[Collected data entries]
• • •

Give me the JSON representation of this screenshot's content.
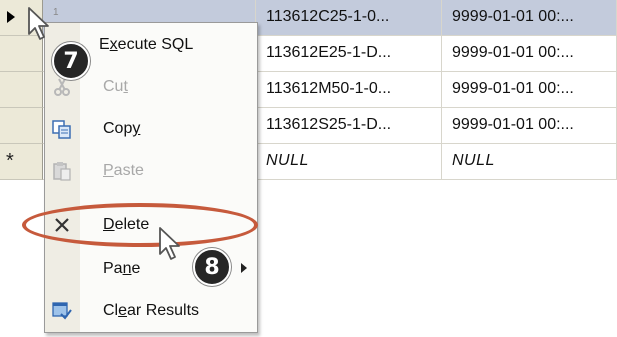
{
  "grid": {
    "rows": [
      {
        "first": "1",
        "c1": "113612C25-1-0...",
        "c2": "9999-01-01 00:...",
        "current": true,
        "selected": true
      },
      {
        "first": "",
        "c1": "113612E25-1-D...",
        "c2": "9999-01-01 00:...",
        "current": false,
        "selected": false
      },
      {
        "first": "",
        "c1": "113612M50-1-0...",
        "c2": "9999-01-01 00:...",
        "current": false,
        "selected": false
      },
      {
        "first": "",
        "c1": "113612S25-1-D...",
        "c2": "9999-01-01 00:...",
        "current": false,
        "selected": false
      },
      {
        "first": "",
        "c1": "NULL",
        "c2": "NULL",
        "new_row_marker": "*"
      }
    ]
  },
  "context_menu": {
    "items": [
      {
        "pre": "E",
        "u": "x",
        "post": "ecute SQL",
        "icon": "none",
        "enabled": true
      },
      {
        "pre": "Cu",
        "u": "t",
        "post": "",
        "icon": "scissors-icon",
        "enabled": false
      },
      {
        "pre": "Cop",
        "u": "y",
        "post": "",
        "icon": "copy-icon",
        "enabled": true
      },
      {
        "pre": "",
        "u": "P",
        "post": "aste",
        "icon": "paste-icon",
        "enabled": false
      },
      {
        "pre": "",
        "u": "D",
        "post": "elete",
        "icon": "delete-x-icon",
        "enabled": true
      },
      {
        "pre": "Pa",
        "u": "n",
        "post": "e",
        "icon": "none",
        "enabled": true,
        "submenu": true
      },
      {
        "pre": "Cl",
        "u": "e",
        "post": "ar Results",
        "icon": "clear-results-icon",
        "enabled": true
      }
    ]
  },
  "annotations": {
    "step_a": "7",
    "step_b": "8",
    "highlight_color": "#c65a3c"
  }
}
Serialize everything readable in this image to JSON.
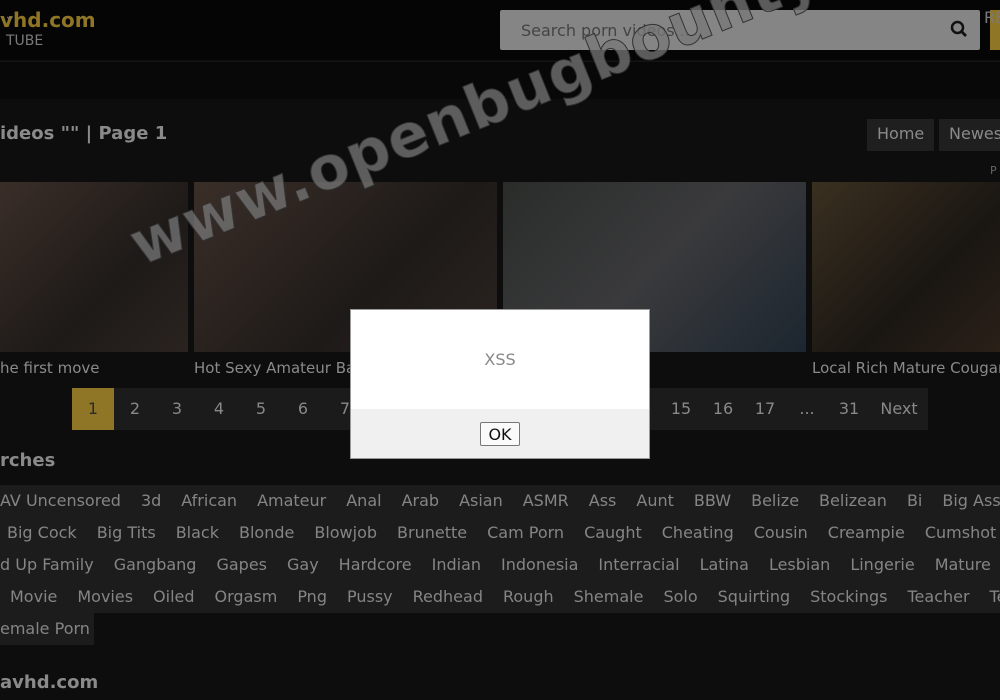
{
  "header": {
    "logo": "vhd.com",
    "logo_sub": "TUBE",
    "search_placeholder": "Search porn videos...",
    "search_icon": "search-icon"
  },
  "nav": {
    "dropdown_icon": "chevron-down-icon",
    "right_item": "RE"
  },
  "main": {
    "title": "ideos \"\" | Page 1",
    "sort": [
      "Home",
      "Newest"
    ],
    "sort_sub": "P",
    "videos": [
      {
        "title": "he first move"
      },
      {
        "title": "Hot Sexy Amateur Ba"
      },
      {
        "title": ""
      },
      {
        "title": "Local Rich Mature Cougar"
      }
    ],
    "pagination": [
      "1",
      "2",
      "3",
      "4",
      "5",
      "6",
      "7",
      "15",
      "16",
      "17",
      "...",
      "31",
      "Next"
    ],
    "current_page": "1"
  },
  "dialog": {
    "message": "XSS",
    "ok": "OK"
  },
  "searches": {
    "heading": "rches",
    "rows": [
      [
        "AV Uncensored",
        "3d",
        "African",
        "Amateur",
        "Anal",
        "Arab",
        "Asian",
        "ASMR",
        "Ass",
        "Aunt",
        "BBW",
        "Belize",
        "Belizean",
        "Bi",
        "Big Ass"
      ],
      [
        "Big Cock",
        "Big Tits",
        "Black",
        "Blonde",
        "Blowjob",
        "Brunette",
        "Cam Porn",
        "Caught",
        "Cheating",
        "Cousin",
        "Creampie",
        "Cumshot"
      ],
      [
        "d Up Family",
        "Gangbang",
        "Gapes",
        "Gay",
        "Hardcore",
        "Indian",
        "Indonesia",
        "Interracial",
        "Latina",
        "Lesbian",
        "Lingerie",
        "Mature"
      ],
      [
        "Movie",
        "Movies",
        "Oiled",
        "Orgasm",
        "Png",
        "Pussy",
        "Redhead",
        "Rough",
        "Shemale",
        "Solo",
        "Squirting",
        "Stockings",
        "Teacher",
        "Te"
      ],
      [
        "emale Porn"
      ]
    ]
  },
  "footer": {
    "logo": "avhd.com"
  },
  "watermark": "www.openbugbounty.org",
  "colors": {
    "accent": "#b8962e"
  }
}
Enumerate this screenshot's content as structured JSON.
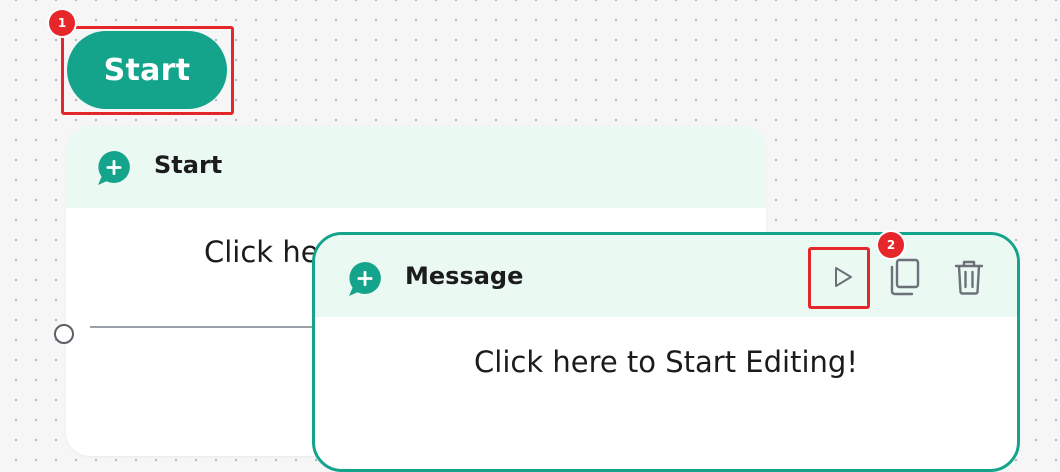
{
  "start_node": {
    "label": "Start"
  },
  "badges": {
    "first": "1",
    "second": "2"
  },
  "start_card": {
    "title": "Start",
    "body": "Click here to Start Editing!",
    "icon": "chat-plus-icon"
  },
  "message_card": {
    "title": "Message",
    "body": "Click here to Start Editing!",
    "icon": "chat-plus-icon",
    "toolbar": {
      "play_icon": "play-icon",
      "copy_icon": "copy-icon",
      "delete_icon": "trash-icon"
    }
  },
  "colors": {
    "accent": "#14a38b",
    "header_bg": "#ebf9f3",
    "highlight": "#e5262a"
  }
}
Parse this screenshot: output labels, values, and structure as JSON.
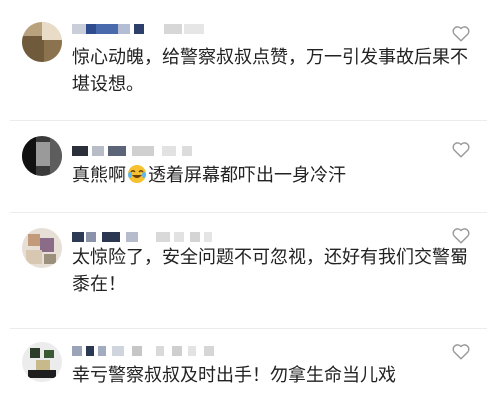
{
  "comments": [
    {
      "text": "惊心动魄，给警察叔叔点赞，万一引发事故后果不堪设想。",
      "username": "",
      "like_icon": "heart-outline-icon"
    },
    {
      "text_before_emoji": "真熊啊",
      "emoji": "laughing-crying-emoji",
      "text_after_emoji": "透着屏幕都吓出一身冷汗",
      "username": "",
      "like_icon": "heart-outline-icon"
    },
    {
      "text": "太惊险了，安全问题不可忽视，还好有我们交警蜀黍在！",
      "username": "",
      "like_icon": "heart-outline-icon"
    },
    {
      "text": "幸亏警察叔叔及时出手！勿拿生命当儿戏",
      "username": "",
      "like_icon": "heart-outline-icon"
    }
  ],
  "colors": {
    "text": "#222222",
    "divider": "#ececec",
    "icon": "#9a9a9a"
  }
}
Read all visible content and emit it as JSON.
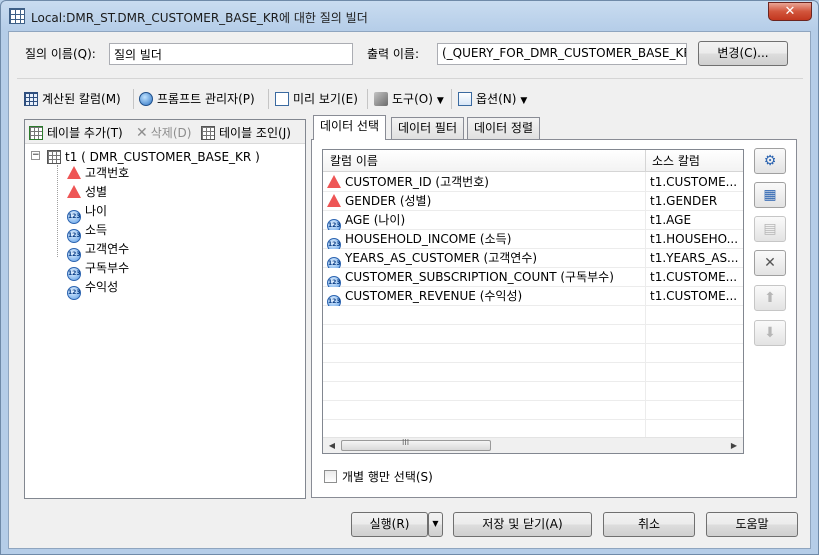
{
  "window": {
    "title": "Local:DMR_ST.DMR_CUSTOMER_BASE_KR에 대한 질의 빌더",
    "close_label": "✕"
  },
  "query_name": {
    "label": "질의 이름(Q):",
    "value": "질의 빌더"
  },
  "output_name": {
    "label": "출력 이름:",
    "value": "(_QUERY_FOR_DMR_CUSTOMER_BASE_KR",
    "change_button": "변경(C)..."
  },
  "toolbar": {
    "computed_column": "계산된 칼럼(M)",
    "prompt_manager": "프롬프트 관리자(P)",
    "preview": "미리 보기(E)",
    "tools": "도구(O)",
    "options": "옵션(N)"
  },
  "left_toolbar": {
    "add_table": "테이블 추가(T)",
    "delete": "삭제(D)",
    "join_table": "테이블 조인(J)"
  },
  "tree": {
    "table": "t1 ( DMR_CUSTOMER_BASE_KR )",
    "columns": [
      {
        "label": "고객번호",
        "icon": "warning-icon"
      },
      {
        "label": "성별",
        "icon": "warning-icon"
      },
      {
        "label": "나이",
        "icon": "numeric-icon"
      },
      {
        "label": "소득",
        "icon": "numeric-icon"
      },
      {
        "label": "고객연수",
        "icon": "numeric-icon"
      },
      {
        "label": "구독부수",
        "icon": "numeric-icon"
      },
      {
        "label": "수익성",
        "icon": "numeric-icon"
      }
    ]
  },
  "tabs": [
    {
      "label": "데이터 선택",
      "active": true
    },
    {
      "label": "데이터 필터",
      "active": false
    },
    {
      "label": "데이터 정렬",
      "active": false
    }
  ],
  "grid": {
    "headers": [
      "칼럼 이름",
      "소스 칼럼"
    ],
    "rows": [
      {
        "name": "CUSTOMER_ID (고객번호)",
        "source": "t1.CUSTOME...",
        "icon": "warning-icon"
      },
      {
        "name": "GENDER (성별)",
        "source": "t1.GENDER",
        "icon": "warning-icon"
      },
      {
        "name": "AGE (나이)",
        "source": "t1.AGE",
        "icon": "numeric-icon"
      },
      {
        "name": "HOUSEHOLD_INCOME (소득)",
        "source": "t1.HOUSEHO...",
        "icon": "numeric-icon"
      },
      {
        "name": "YEARS_AS_CUSTOMER (고객연수)",
        "source": "t1.YEARS_AS...",
        "icon": "numeric-icon"
      },
      {
        "name": "CUSTOMER_SUBSCRIPTION_COUNT (구독부수)",
        "source": "t1.CUSTOME...",
        "icon": "numeric-icon"
      },
      {
        "name": "CUSTOMER_REVENUE (수익성)",
        "source": "t1.CUSTOME...",
        "icon": "numeric-icon"
      }
    ],
    "scroll_grip": "III"
  },
  "distinct_checkbox": {
    "label": "개별 행만 선택(S)",
    "checked": false
  },
  "footer": {
    "run": "실행(R)",
    "save_close": "저장 및 닫기(A)",
    "cancel": "취소",
    "help": "도움말"
  },
  "colors": {
    "accent": "#2b63b0",
    "warning": "#e55555",
    "close": "#c2371f"
  }
}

• • •

#### Written exercise:
Search the records for the string "JSON" and return every line in which it occurs.

#### Response to the exercise:
Give me the JSON representation of this screenshot's content.
Serialize everything readable in this image to JSON.
Enumerate this screenshot's content as structured JSON.
Parse this screenshot: output labels, values, and structure as JSON.
Read all visible content and emit it as JSON.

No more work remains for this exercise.